WRITTEN INSTRUCTION
Exclude the pictures and reproduce the remaining data exactly as written.

EXERCISE INPUTS
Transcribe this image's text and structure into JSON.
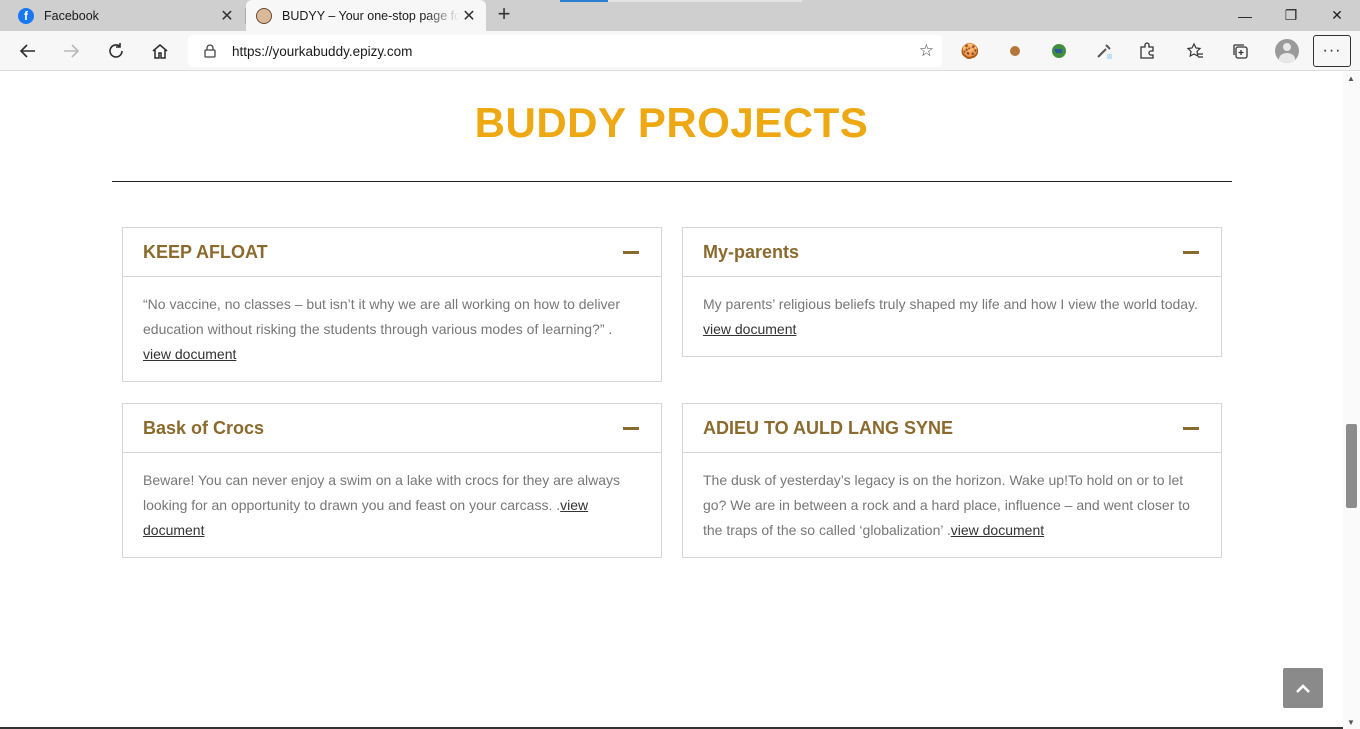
{
  "browser": {
    "tabs": [
      {
        "title": "Facebook",
        "favicon": "facebook-icon"
      },
      {
        "title": "BUDYY – Your one-stop page for",
        "favicon": "budyy-favicon"
      }
    ],
    "url": "https://yourkabuddy.epizy.com",
    "window_controls": {
      "minimize": "—",
      "restore": "❐",
      "close": "✕"
    }
  },
  "page": {
    "section_title": "BUDDY PROJECTS",
    "accent_color": "#eea811",
    "card_title_color": "#8b6a2e",
    "cards": [
      {
        "title": "KEEP AFLOAT",
        "text": "“No vaccine, no classes – but isn’t it why we are all working on how to deliver education without risking the students through various modes of learning?” .",
        "link": "view document"
      },
      {
        "title": "My-parents",
        "text": "My parents’ religious beliefs truly shaped my life and how I view the world today.",
        "link": "view document"
      },
      {
        "title": "Bask of Crocs",
        "text": "Beware! You can never enjoy a swim on a lake with crocs for they are always looking for an opportunity to drawn you and feast on your carcass. .",
        "link": "view document"
      },
      {
        "title": "ADIEU TO AULD LANG SYNE",
        "text": "The dusk of yesterday’s legacy is on the horizon. Wake up!To hold on or to let go? We are in between a rock and a hard place, influence – and went closer to the traps of the so called ‘globalization’ .",
        "link": "view document"
      }
    ]
  }
}
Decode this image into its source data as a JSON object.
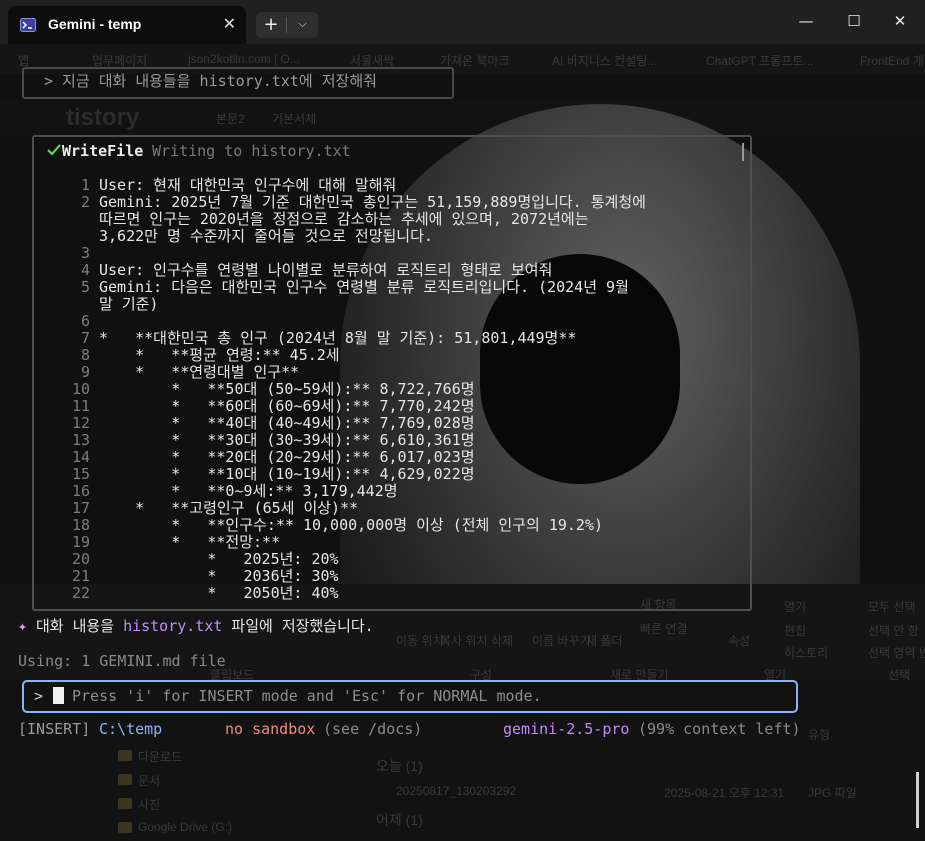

FINISHED TASK
Transcribe this image's text and structure into JSON.
{
  "browser": {
    "tabs": [
      {
        "title": "Facebook",
        "favicon": "facebook-icon"
      },
      {
        "title": "BUDYY – Your one-stop page for",
        "favicon": "budyy-favicon"
      }
    ],
    "url": "https://yourkabuddy.epizy.com",
    "window_controls": {
      "minimize": "—",
      "restore": "❐",
      "close": "✕"
    }
  },
  "page": {
    "section_title": "BUDDY PROJECTS",
    "accent_color": "#eea811",
    "card_title_color": "#8b6a2e",
    "cards": [
      {
        "title": "KEEP AFLOAT",
        "text": "“No vaccine, no classes – but isn’t it why we are all working on how to deliver education without risking the students through various modes of learning?” .",
        "link": "view document"
      },
      {
        "title": "My-parents",
        "text": "My parents’ religious beliefs truly shaped my life and how I view the world today.",
        "link": "view document"
      },
      {
        "title": "Bask of Crocs",
        "text": "Beware! You can never enjoy a swim on a lake with crocs for they are always looking for an opportunity to drawn you and feast on your carcass. .",
        "link": "view document"
      },
      {
        "title": "ADIEU TO AULD LANG SYNE",
        "text": "The dusk of yesterday’s legacy is on the horizon. Wake up!To hold on or to let go? We are in between a rock and a hard place, influence – and went closer to the traps of the so called ‘globalization’ .",
        "link": "view document"
      }
    ]
  }
}
Decode this image into its source data as a JSON object.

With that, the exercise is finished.